Items from a dataset
[start]
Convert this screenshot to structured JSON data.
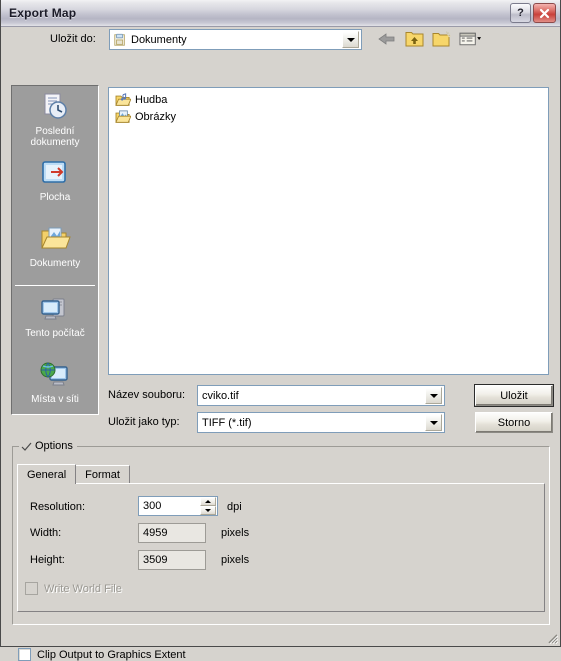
{
  "window": {
    "title": "Export Map",
    "help_button": "?",
    "close_button": "×"
  },
  "lookin": {
    "label": "Uložit do:",
    "value": "Dokumenty",
    "icon": "folder-documents-icon"
  },
  "toolbar": {
    "back": "back-arrow-icon",
    "up": "up-one-level-icon",
    "new_folder": "new-folder-icon",
    "views": "views-menu-icon"
  },
  "places": {
    "items": [
      {
        "label": "Poslední\ndokumenty",
        "icon": "recent-documents-icon"
      },
      {
        "label": "Plocha",
        "icon": "desktop-icon"
      },
      {
        "label": "Dokumenty",
        "icon": "my-documents-icon"
      },
      {
        "label": "Tento počítač",
        "icon": "my-computer-icon"
      },
      {
        "label": "Místa v síti",
        "icon": "network-places-icon"
      }
    ]
  },
  "filelist": {
    "items": [
      {
        "name": "Hudba",
        "icon": "folder-music-icon"
      },
      {
        "name": "Obrázky",
        "icon": "folder-pictures-icon"
      }
    ]
  },
  "filename": {
    "label": "Název souboru:",
    "value": "cviko.tif"
  },
  "filetype": {
    "label": "Uložit jako typ:",
    "value": "TIFF (*.tif)"
  },
  "buttons": {
    "save": "Uložit",
    "cancel": "Storno"
  },
  "options": {
    "legend": "Options",
    "tabs": [
      {
        "label": "General",
        "active": true
      },
      {
        "label": "Format",
        "active": false
      }
    ],
    "fields": [
      {
        "label": "Resolution:",
        "value": "300",
        "unit": "dpi",
        "readonly": false,
        "spinner": true
      },
      {
        "label": "Width:",
        "value": "4959",
        "unit": "pixels",
        "readonly": true,
        "spinner": false
      },
      {
        "label": "Height:",
        "value": "3509",
        "unit": "pixels",
        "readonly": true,
        "spinner": false
      }
    ],
    "write_world_file": {
      "label": "Write World File",
      "checked": false,
      "disabled": true
    }
  },
  "clip_output": {
    "label": "Clip Output to Graphics Extent",
    "checked": false
  },
  "colors": {
    "dialog_face": "#d6d3ce",
    "field_bg": "#ffffff",
    "field_border": "#7f9db9",
    "places_bg": "#9d9d9d",
    "close_red": "#c9403a",
    "folder_yellow": "#f5d66a"
  }
}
[end]
**PROBLEM STATEMENT**:
Copy every line of the data exactly as written, excluding the pictures.

**COMPLETE RESPONSE**:
Convert this screenshot to structured JSON data.
{
  "window": {
    "title": "Export Map",
    "help_button": "?",
    "close_button": "×"
  },
  "lookin": {
    "label": "Uložit do:",
    "value": "Dokumenty",
    "icon": "folder-documents-icon"
  },
  "toolbar": {
    "back": "back-arrow-icon",
    "up": "up-one-level-icon",
    "new_folder": "new-folder-icon",
    "views": "views-menu-icon"
  },
  "places": {
    "items": [
      {
        "label": "Poslední\ndokumenty",
        "icon": "recent-documents-icon"
      },
      {
        "label": "Plocha",
        "icon": "desktop-icon"
      },
      {
        "label": "Dokumenty",
        "icon": "my-documents-icon"
      },
      {
        "label": "Tento počítač",
        "icon": "my-computer-icon"
      },
      {
        "label": "Místa v síti",
        "icon": "network-places-icon"
      }
    ]
  },
  "filelist": {
    "items": [
      {
        "name": "Hudba",
        "icon": "folder-music-icon"
      },
      {
        "name": "Obrázky",
        "icon": "folder-pictures-icon"
      }
    ]
  },
  "filename": {
    "label": "Název souboru:",
    "value": "cviko.tif"
  },
  "filetype": {
    "label": "Uložit jako typ:",
    "value": "TIFF (*.tif)"
  },
  "buttons": {
    "save": "Uložit",
    "cancel": "Storno"
  },
  "options": {
    "legend": "Options",
    "tabs": [
      {
        "label": "General",
        "active": true
      },
      {
        "label": "Format",
        "active": false
      }
    ],
    "fields": [
      {
        "label": "Resolution:",
        "value": "300",
        "unit": "dpi",
        "readonly": false,
        "spinner": true
      },
      {
        "label": "Width:",
        "value": "4959",
        "unit": "pixels",
        "readonly": true,
        "spinner": false
      },
      {
        "label": "Height:",
        "value": "3509",
        "unit": "pixels",
        "readonly": true,
        "spinner": false
      }
    ],
    "write_world_file": {
      "label": "Write World File",
      "checked": false,
      "disabled": true
    }
  },
  "clip_output": {
    "label": "Clip Output to Graphics Extent",
    "checked": false
  },
  "colors": {
    "dialog_face": "#d6d3ce",
    "field_bg": "#ffffff",
    "field_border": "#7f9db9",
    "places_bg": "#9d9d9d",
    "close_red": "#c9403a",
    "folder_yellow": "#f5d66a"
  }
}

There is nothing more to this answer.